• WHAT IS BEING ASKED: Reproduce the items from the first one up to and including the line with "text-line: деятельности по", changing "министерства" to "ведомства" and leaving everything else unchanged.

— Start of RECORDS PROVIDED —

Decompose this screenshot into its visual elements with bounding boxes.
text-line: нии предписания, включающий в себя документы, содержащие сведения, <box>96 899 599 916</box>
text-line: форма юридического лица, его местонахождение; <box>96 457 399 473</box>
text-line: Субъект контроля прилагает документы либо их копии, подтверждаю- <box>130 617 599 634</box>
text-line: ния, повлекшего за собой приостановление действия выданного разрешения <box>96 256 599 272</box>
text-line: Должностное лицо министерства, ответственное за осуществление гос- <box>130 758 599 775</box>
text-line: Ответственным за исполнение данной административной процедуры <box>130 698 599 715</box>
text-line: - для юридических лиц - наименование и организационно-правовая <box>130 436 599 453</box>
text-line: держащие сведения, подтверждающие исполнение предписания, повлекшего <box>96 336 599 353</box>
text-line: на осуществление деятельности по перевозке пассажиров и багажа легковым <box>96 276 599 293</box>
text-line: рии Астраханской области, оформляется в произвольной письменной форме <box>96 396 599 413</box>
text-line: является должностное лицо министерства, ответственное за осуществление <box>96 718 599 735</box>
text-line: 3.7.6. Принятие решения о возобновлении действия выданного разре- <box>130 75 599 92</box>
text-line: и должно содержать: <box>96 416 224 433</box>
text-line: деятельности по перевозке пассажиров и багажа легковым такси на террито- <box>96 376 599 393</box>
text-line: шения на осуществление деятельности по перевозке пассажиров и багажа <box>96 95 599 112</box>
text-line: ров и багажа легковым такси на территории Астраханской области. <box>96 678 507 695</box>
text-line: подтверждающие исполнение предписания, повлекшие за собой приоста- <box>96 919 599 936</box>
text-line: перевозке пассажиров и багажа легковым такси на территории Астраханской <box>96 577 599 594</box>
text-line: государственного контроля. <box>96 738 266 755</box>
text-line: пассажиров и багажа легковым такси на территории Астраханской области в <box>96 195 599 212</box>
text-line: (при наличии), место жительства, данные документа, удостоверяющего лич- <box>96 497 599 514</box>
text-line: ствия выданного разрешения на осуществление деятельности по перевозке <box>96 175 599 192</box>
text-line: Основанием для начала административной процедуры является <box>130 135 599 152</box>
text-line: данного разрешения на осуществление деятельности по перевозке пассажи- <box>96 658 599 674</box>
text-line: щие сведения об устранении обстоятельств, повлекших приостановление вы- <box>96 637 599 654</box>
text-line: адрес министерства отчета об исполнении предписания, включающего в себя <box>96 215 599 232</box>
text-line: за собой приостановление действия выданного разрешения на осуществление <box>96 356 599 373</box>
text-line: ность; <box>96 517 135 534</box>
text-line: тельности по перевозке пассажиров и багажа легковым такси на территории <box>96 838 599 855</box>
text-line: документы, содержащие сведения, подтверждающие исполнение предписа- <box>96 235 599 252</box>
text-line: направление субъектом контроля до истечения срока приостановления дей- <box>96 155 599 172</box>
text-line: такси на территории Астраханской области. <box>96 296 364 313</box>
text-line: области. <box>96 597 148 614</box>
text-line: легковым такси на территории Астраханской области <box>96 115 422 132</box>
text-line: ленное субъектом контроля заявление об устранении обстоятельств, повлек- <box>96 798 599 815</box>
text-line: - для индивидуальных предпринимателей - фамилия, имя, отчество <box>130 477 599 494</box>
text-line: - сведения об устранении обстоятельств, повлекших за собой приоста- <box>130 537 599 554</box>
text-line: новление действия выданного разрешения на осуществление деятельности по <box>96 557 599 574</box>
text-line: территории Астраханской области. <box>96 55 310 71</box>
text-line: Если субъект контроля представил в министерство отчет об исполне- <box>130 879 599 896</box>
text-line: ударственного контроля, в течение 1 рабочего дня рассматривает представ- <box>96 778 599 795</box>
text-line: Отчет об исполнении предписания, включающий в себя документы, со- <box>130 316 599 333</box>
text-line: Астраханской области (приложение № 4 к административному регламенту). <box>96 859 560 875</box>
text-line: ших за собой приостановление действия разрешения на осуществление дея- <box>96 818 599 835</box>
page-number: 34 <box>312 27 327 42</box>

— End of RECORDS PROVIDED —

• WRITTEN RESPONSE:
Decompose this screenshot into its visual elements with bounding boxes.
text-line: нии предписания, включающий в себя документы, содержащие сведения, <box>96 899 599 916</box>
text-line: форма юридического лица, его местонахождение; <box>96 457 399 473</box>
text-line: Субъект контроля прилагает документы либо их копии, подтверждаю- <box>130 617 599 634</box>
text-line: ния, повлекшего за собой приостановление действия выданного разрешения <box>96 256 599 272</box>
text-line: Должностное лицо ведомства, ответственное за осуществление гос- <box>130 758 599 775</box>
text-line: Ответственным за исполнение данной административной процедуры <box>130 698 599 715</box>
text-line: - для юридических лиц - наименование и организационно-правовая <box>130 436 599 453</box>
text-line: держащие сведения, подтверждающие исполнение предписания, повлекшего <box>96 336 599 353</box>
text-line: на осуществление деятельности по перевозке пассажиров и багажа легковым <box>96 276 599 293</box>
text-line: рии Астраханской области, оформляется в произвольной письменной форме <box>96 396 599 413</box>
text-line: является должностное лицо ведомства, ответственное за осуществление <box>96 718 599 735</box>
text-line: 3.7.6. Принятие решения о возобновлении действия выданного разре- <box>130 75 599 92</box>
text-line: и должно содержать: <box>96 416 224 433</box>
text-line: деятельности по перевозке пассажиров и багажа легковым такси на террито- <box>96 376 599 393</box>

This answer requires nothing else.